::: SUPPLIED MATERIAL

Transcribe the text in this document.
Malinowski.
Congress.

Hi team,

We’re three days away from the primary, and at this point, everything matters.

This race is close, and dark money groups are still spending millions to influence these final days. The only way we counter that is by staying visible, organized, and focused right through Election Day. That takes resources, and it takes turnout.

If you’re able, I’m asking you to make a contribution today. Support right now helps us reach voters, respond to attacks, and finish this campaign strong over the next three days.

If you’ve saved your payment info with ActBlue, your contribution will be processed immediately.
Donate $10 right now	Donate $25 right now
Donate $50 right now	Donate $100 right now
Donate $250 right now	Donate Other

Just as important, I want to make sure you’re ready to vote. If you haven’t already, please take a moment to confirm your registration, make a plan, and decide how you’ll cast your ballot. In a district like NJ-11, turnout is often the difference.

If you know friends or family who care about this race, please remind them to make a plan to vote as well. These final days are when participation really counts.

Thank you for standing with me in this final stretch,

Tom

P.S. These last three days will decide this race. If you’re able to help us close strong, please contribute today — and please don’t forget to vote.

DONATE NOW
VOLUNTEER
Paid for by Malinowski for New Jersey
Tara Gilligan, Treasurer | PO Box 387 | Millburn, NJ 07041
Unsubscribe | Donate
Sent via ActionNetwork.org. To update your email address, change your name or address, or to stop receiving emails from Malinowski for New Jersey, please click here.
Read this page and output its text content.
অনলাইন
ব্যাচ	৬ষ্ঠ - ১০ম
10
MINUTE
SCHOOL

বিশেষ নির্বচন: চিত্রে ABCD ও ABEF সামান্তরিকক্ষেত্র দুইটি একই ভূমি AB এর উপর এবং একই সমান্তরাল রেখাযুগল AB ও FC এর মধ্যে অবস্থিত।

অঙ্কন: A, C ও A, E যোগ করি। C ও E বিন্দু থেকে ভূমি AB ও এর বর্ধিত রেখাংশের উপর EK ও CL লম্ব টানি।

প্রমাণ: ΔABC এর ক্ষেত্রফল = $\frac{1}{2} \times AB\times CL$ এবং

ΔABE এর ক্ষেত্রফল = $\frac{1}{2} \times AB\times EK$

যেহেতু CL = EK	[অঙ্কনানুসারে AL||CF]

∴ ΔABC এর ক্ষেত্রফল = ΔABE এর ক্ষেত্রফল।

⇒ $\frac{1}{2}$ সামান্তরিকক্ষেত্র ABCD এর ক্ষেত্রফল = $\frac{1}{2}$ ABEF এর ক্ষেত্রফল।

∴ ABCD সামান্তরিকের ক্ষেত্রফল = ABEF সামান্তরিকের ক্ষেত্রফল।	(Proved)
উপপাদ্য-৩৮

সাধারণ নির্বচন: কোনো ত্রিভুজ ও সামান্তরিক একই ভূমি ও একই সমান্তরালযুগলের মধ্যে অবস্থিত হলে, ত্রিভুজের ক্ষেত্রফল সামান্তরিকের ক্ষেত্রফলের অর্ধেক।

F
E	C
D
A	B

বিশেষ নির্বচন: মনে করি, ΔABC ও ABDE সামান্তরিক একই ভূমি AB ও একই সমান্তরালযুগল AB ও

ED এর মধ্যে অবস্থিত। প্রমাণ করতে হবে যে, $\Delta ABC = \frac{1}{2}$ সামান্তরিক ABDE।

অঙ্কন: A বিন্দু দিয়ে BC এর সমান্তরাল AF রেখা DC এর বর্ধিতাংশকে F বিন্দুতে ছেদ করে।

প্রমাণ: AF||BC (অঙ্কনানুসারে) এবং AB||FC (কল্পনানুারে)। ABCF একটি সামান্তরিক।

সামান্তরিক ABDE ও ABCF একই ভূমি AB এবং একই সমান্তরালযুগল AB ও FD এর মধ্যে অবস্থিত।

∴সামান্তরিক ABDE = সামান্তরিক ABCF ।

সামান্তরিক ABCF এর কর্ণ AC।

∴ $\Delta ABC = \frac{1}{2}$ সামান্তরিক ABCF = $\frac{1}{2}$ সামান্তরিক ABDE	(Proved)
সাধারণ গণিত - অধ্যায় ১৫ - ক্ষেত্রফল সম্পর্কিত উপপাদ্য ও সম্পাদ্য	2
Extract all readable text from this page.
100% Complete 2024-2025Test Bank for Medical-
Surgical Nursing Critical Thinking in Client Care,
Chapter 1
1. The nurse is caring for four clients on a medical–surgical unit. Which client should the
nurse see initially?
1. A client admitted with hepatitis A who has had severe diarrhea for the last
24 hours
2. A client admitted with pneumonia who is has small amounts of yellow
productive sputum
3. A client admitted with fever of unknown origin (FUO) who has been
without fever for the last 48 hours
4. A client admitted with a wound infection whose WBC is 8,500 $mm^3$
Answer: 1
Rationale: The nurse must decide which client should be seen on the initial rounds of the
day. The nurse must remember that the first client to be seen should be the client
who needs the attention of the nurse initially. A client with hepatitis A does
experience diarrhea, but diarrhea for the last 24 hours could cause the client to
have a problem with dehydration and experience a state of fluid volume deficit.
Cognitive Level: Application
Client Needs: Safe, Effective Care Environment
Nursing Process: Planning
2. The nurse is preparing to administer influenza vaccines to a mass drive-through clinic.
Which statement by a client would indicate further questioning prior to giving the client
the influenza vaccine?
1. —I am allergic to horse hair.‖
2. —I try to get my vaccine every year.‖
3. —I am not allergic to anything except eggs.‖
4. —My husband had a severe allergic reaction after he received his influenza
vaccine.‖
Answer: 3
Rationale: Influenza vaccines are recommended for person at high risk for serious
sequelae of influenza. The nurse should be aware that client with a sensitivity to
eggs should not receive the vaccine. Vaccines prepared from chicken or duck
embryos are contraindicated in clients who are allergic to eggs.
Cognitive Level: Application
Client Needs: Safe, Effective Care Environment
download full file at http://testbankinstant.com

::::::

TASK OBJECTIVE - Give back all the records exactly as they stand.

ANSWER FOR THIS EXERCISE -
Transcribe the text in this document.
Malinowski.
Congress.

Hi team,

We’re three days away from the primary, and at this point, everything matters.

This race is close, and dark money groups are still spending millions to influence these final days. The only way we counter that is by staying visible, organized, and focused right through Election Day. That takes resources, and it takes turnout.

If you’re able, I’m asking you to make a contribution today. Support right now helps us reach voters, respond to attacks, and finish this campaign strong over the next three days.

If you’ve saved your payment info with ActBlue, your contribution will be processed immediately.
Donate $10 right now	Donate $25 right now
Donate $50 right now	Donate $100 right now
Donate $250 right now	Donate Other

Just as important, I want to make sure you’re ready to vote. If you haven’t already, please take a moment to confirm your registration, make a plan, and decide how you’ll cast your ballot. In a district like NJ-11, turnout is often the difference.

If you know friends or family who care about this race, please remind them to make a plan to vote as well. These final days are when participation really counts.

Thank you for standing with me in this final stretch,

Tom

P.S. These last three days will decide this race. If you’re able to help us close strong, please contribute today — and please don’t forget to vote.

DONATE NOW
VOLUNTEER
Paid for by Malinowski for New Jersey
Tara Gilligan, Treasurer | PO Box 387 | Millburn, NJ 07041
Unsubscribe | Donate
Sent via ActionNetwork.org. To update your email address, change your name or address, or to stop receiving emails from Malinowski for New Jersey, please click here.
Read this page and output its text content.
অনলাইন
ব্যাচ	৬ষ্ঠ - ১০ম
10
MINUTE
SCHOOL

বিশেষ নির্বচন: চিত্রে ABCD ও ABEF সামান্তরিকক্ষেত্র দুইটি একই ভূমি AB এর উপর এবং একই সমান্তরাল রেখাযুগল AB ও FC এর মধ্যে অবস্থিত।

অঙ্কন: A, C ও A, E যোগ করি। C ও E বিন্দু থেকে ভূমি AB ও এর বর্ধিত রেখাংশের উপর EK ও CL লম্ব টানি।

প্রমাণ: ΔABC এর ক্ষেত্রফল = $\frac{1}{2} \times AB\times CL$ এবং

ΔABE এর ক্ষেত্রফল = $\frac{1}{2} \times AB\times EK$

যেহেতু CL = EK	[অঙ্কনানুসারে AL||CF]

∴ ΔABC এর ক্ষেত্রফল = ΔABE এর ক্ষেত্রফল।

⇒ $\frac{1}{2}$ সামান্তরিকক্ষেত্র ABCD এর ক্ষেত্রফল = $\frac{1}{2}$ ABEF এর ক্ষেত্রফল।

∴ ABCD সামান্তরিকের ক্ষেত্রফল = ABEF সামান্তরিকের ক্ষেত্রফল।	(Proved)
উপপাদ্য-৩৮

সাধারণ নির্বচন: কোনো ত্রিভুজ ও সামান্তরিক একই ভূমি ও একই সমান্তরালযুগলের মধ্যে অবস্থিত হলে, ত্রিভুজের ক্ষেত্রফল সামান্তরিকের ক্ষেত্রফলের অর্ধেক।

F
E	C
D
A	B

বিশেষ নির্বচন: মনে করি, ΔABC ও ABDE সামান্তরিক একই ভূমি AB ও একই সমান্তরালযুগল AB ও

ED এর মধ্যে অবস্থিত। প্রমাণ করতে হবে যে, $\Delta ABC = \frac{1}{2}$ সামান্তরিক ABDE।

অঙ্কন: A বিন্দু দিয়ে BC এর সমান্তরাল AF রেখা DC এর বর্ধিতাংশকে F বিন্দুতে ছেদ করে।

প্রমাণ: AF||BC (অঙ্কনানুসারে) এবং AB||FC (কল্পনানুারে)। ABCF একটি সামান্তরিক।

সামান্তরিক ABDE ও ABCF একই ভূমি AB এবং একই সমান্তরালযুগল AB ও FD এর মধ্যে অবস্থিত।

∴সামান্তরিক ABDE = সামান্তরিক ABCF ।

সামান্তরিক ABCF এর কর্ণ AC।

∴ $\Delta ABC = \frac{1}{2}$ সামান্তরিক ABCF = $\frac{1}{2}$ সামান্তরিক ABDE	(Proved)
সাধারণ গণিত - অধ্যায় ১৫ - ক্ষেত্রফল সম্পর্কিত উপপাদ্য ও সম্পাদ্য	2
Extract all readable text from this page.
100% Complete 2024-2025Test Bank for Medical-
Surgical Nursing Critical Thinking in Client Care,
Chapter 1
1. The nurse is caring for four clients on a medical–surgical unit. Which client should the
nurse see initially?
1. A client admitted with hepatitis A who has had severe diarrhea for the last
24 hours
2. A client admitted with pneumonia who is has small amounts of yellow
productive sputum
3. A client admitted with fever of unknown origin (FUO) who has been
without fever for the last 48 hours
4. A client admitted with a wound infection whose WBC is 8,500 $mm^3$
Answer: 1
Rationale: The nurse must decide which client should be seen on the initial rounds of the
day. The nurse must remember that the first client to be seen should be the client
who needs the attention of the nurse initially. A client with hepatitis A does
experience diarrhea, but diarrhea for the last 24 hours could cause the client to
have a problem with dehydration and experience a state of fluid volume deficit.
Cognitive Level: Application
Client Needs: Safe, Effective Care Environment
Nursing Process: Planning
2. The nurse is preparing to administer influenza vaccines to a mass drive-through clinic.
Which statement by a client would indicate further questioning prior to giving the client
the influenza vaccine?
1. —I am allergic to horse hair.‖
2. —I try to get my vaccine every year.‖
3. —I am not allergic to anything except eggs.‖
4. —My husband had a severe allergic reaction after he received his influenza
vaccine.‖
Answer: 3
Rationale: Influenza vaccines are recommended for person at high risk for serious
sequelae of influenza. The nurse should be aware that client with a sensitivity to
eggs should not receive the vaccine. Vaccines prepared from chicken or duck
embryos are contraindicated in clients who are allergic to eggs.
Cognitive Level: Application
Client Needs: Safe, Effective Care Environment
download full file at http://testbankinstant.com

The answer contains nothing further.